→ **Task statement**: Gather all lines from the material that contain the word "base".

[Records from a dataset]
◇ ◇ ◇ ◇ ◇
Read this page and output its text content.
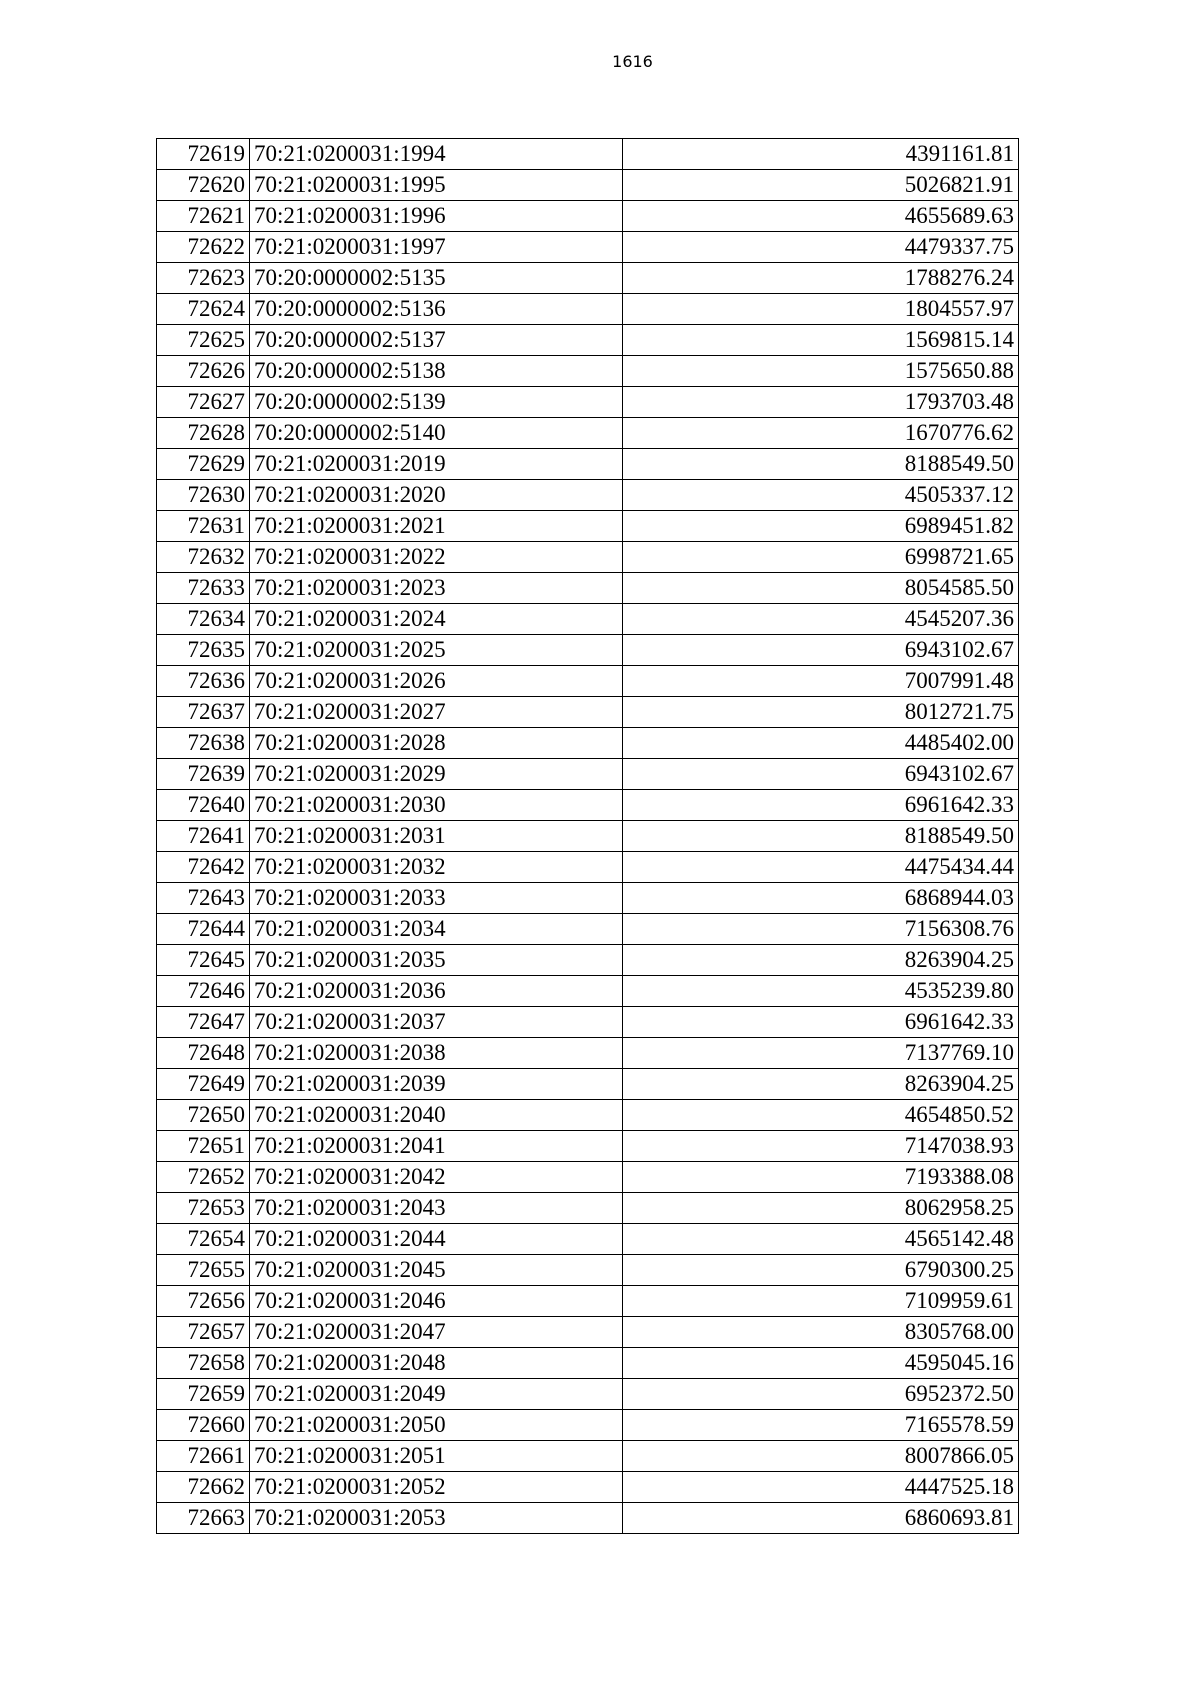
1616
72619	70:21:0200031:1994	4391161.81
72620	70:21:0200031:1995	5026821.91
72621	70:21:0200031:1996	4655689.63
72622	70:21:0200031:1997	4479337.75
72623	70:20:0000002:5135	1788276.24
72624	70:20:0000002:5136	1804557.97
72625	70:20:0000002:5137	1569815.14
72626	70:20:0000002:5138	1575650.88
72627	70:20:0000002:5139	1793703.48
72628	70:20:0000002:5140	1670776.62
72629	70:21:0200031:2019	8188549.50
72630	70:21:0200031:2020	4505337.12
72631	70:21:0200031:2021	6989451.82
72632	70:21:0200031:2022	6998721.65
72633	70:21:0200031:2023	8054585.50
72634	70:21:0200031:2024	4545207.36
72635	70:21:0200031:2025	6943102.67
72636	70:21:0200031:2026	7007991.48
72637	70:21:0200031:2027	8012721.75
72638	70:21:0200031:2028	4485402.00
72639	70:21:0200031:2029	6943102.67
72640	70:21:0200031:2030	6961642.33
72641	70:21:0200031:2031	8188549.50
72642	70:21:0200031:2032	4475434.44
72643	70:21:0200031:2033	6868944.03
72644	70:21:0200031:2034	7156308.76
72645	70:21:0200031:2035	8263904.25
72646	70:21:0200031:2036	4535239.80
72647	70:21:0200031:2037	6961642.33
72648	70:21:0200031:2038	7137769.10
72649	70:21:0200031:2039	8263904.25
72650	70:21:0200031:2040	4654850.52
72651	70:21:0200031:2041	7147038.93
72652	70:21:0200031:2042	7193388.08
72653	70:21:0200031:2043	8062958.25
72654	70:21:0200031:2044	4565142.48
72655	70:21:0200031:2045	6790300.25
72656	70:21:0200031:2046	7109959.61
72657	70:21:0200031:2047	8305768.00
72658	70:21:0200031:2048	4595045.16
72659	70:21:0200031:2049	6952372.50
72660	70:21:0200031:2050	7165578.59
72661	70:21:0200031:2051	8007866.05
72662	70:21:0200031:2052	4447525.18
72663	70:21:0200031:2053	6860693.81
◇ ◇ ◇ ◇ ◇
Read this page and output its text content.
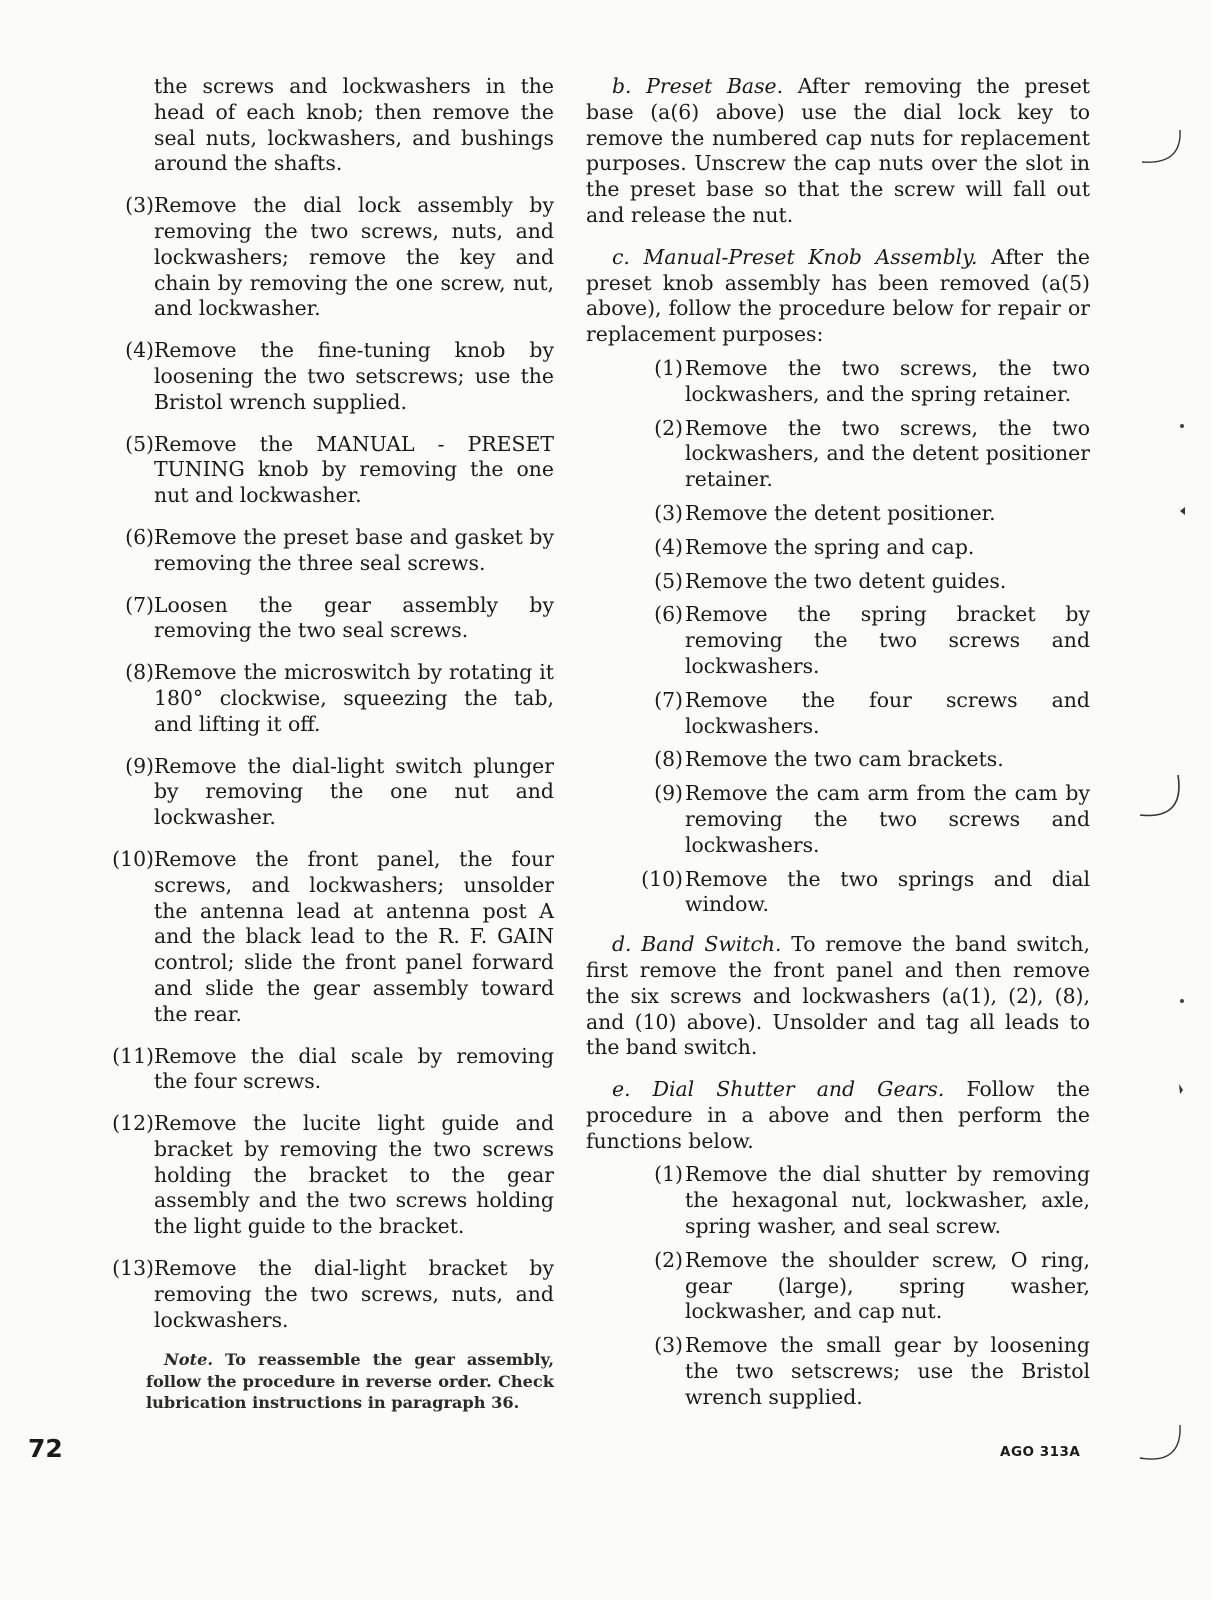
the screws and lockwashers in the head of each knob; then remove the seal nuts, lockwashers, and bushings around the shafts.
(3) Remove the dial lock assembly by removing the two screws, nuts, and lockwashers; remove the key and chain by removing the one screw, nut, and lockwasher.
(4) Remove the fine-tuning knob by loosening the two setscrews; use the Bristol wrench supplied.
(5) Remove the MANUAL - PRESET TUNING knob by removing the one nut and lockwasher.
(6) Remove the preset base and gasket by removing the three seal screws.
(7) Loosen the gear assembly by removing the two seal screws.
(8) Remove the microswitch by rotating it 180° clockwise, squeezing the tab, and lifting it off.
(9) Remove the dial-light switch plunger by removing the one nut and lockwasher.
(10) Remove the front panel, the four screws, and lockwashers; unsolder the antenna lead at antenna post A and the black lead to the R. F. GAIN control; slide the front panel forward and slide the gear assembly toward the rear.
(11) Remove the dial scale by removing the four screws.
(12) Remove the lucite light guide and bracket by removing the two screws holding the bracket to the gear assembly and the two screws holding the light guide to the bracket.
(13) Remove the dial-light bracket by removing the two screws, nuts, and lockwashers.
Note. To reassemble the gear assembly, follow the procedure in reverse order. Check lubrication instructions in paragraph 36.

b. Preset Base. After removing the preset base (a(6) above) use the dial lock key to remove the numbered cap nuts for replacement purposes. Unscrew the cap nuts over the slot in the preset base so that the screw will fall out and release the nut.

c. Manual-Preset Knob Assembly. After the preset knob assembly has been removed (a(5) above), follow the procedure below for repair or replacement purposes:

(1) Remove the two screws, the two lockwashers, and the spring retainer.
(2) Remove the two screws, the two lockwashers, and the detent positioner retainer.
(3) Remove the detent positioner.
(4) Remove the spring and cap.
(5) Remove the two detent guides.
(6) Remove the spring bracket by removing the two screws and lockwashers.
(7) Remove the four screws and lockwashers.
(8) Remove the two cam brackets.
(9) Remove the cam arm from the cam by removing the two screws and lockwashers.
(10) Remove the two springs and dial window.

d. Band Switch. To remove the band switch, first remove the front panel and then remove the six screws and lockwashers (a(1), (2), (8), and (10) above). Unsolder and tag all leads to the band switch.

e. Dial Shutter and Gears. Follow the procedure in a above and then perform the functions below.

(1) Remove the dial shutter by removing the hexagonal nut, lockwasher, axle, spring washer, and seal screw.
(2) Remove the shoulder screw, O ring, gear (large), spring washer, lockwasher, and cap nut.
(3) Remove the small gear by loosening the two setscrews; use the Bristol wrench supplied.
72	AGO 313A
◇ ◇ ◇ ◇ ◇
→ **Answer for the task**:
(6) Remove the preset base and gasket by removing the three seal screws.
b. Preset Base. After removing the preset base (a(6) above) use the dial lock key to remove the numbered cap nuts for replacement purposes. Unscrew the cap nuts over the slot in the preset base so that the screw will fall out and release the nut.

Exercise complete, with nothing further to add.